• [Data extract]
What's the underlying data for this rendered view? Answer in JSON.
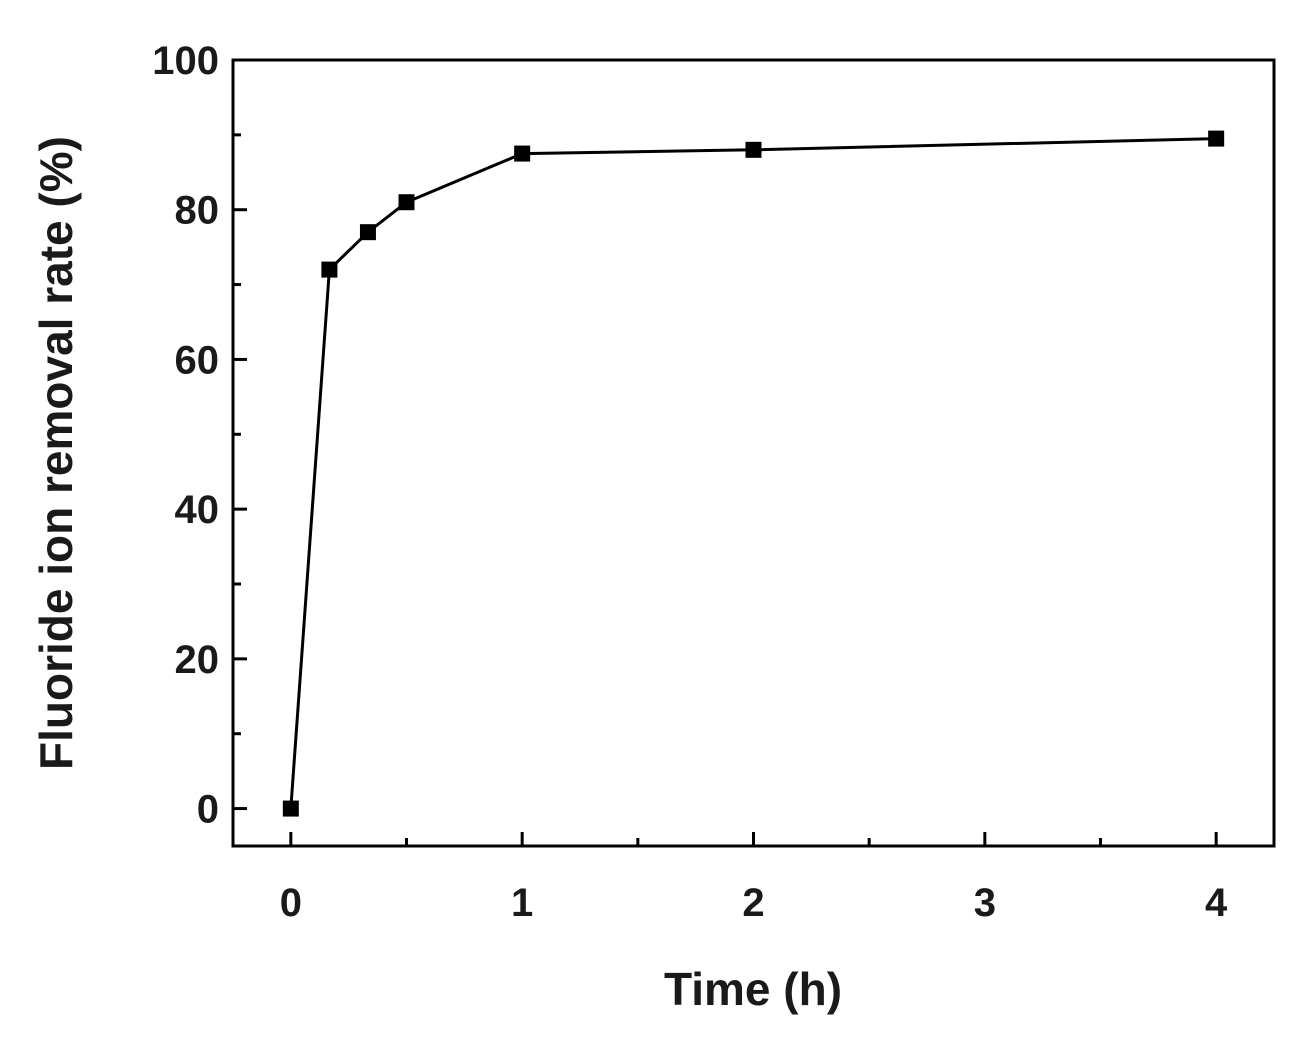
{
  "chart_data": {
    "type": "line",
    "title": "",
    "xlabel": "Time (h)",
    "ylabel": "Fluoride ion removal rate (%)",
    "xlim": [
      -0.25,
      4.25
    ],
    "ylim": [
      -5,
      100
    ],
    "x_ticks": [
      0,
      1,
      2,
      3,
      4
    ],
    "x_minor_ticks": [
      0.5,
      1.5,
      2.5,
      3.5
    ],
    "y_ticks": [
      0,
      20,
      40,
      60,
      80,
      100
    ],
    "y_minor_ticks": [
      10,
      30,
      50,
      70,
      90
    ],
    "grid": false,
    "legend": "none",
    "line_color": "#000000",
    "marker": "square",
    "series": [
      {
        "x": [
          0,
          0.1667,
          0.3333,
          0.5,
          1,
          2,
          4
        ],
        "y": [
          0,
          72,
          77,
          81,
          87.5,
          88,
          89.5
        ]
      }
    ]
  }
}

• [The request] Skip every picture and transcribe the data above exactly.

• [The reply]
What's the underlying data for this rendered view? Answer in JSON.
{
  "chart_data": {
    "type": "line",
    "title": "",
    "xlabel": "Time (h)",
    "ylabel": "Fluoride ion removal rate (%)",
    "xlim": [
      -0.25,
      4.25
    ],
    "ylim": [
      -5,
      100
    ],
    "x_ticks": [
      0,
      1,
      2,
      3,
      4
    ],
    "x_minor_ticks": [
      0.5,
      1.5,
      2.5,
      3.5
    ],
    "y_ticks": [
      0,
      20,
      40,
      60,
      80,
      100
    ],
    "y_minor_ticks": [
      10,
      30,
      50,
      70,
      90
    ],
    "grid": false,
    "legend": "none",
    "line_color": "#000000",
    "marker": "square",
    "series": [
      {
        "x": [
          0,
          0.1667,
          0.3333,
          0.5,
          1,
          2,
          4
        ],
        "y": [
          0,
          72,
          77,
          81,
          87.5,
          88,
          89.5
        ]
      }
    ]
  }
}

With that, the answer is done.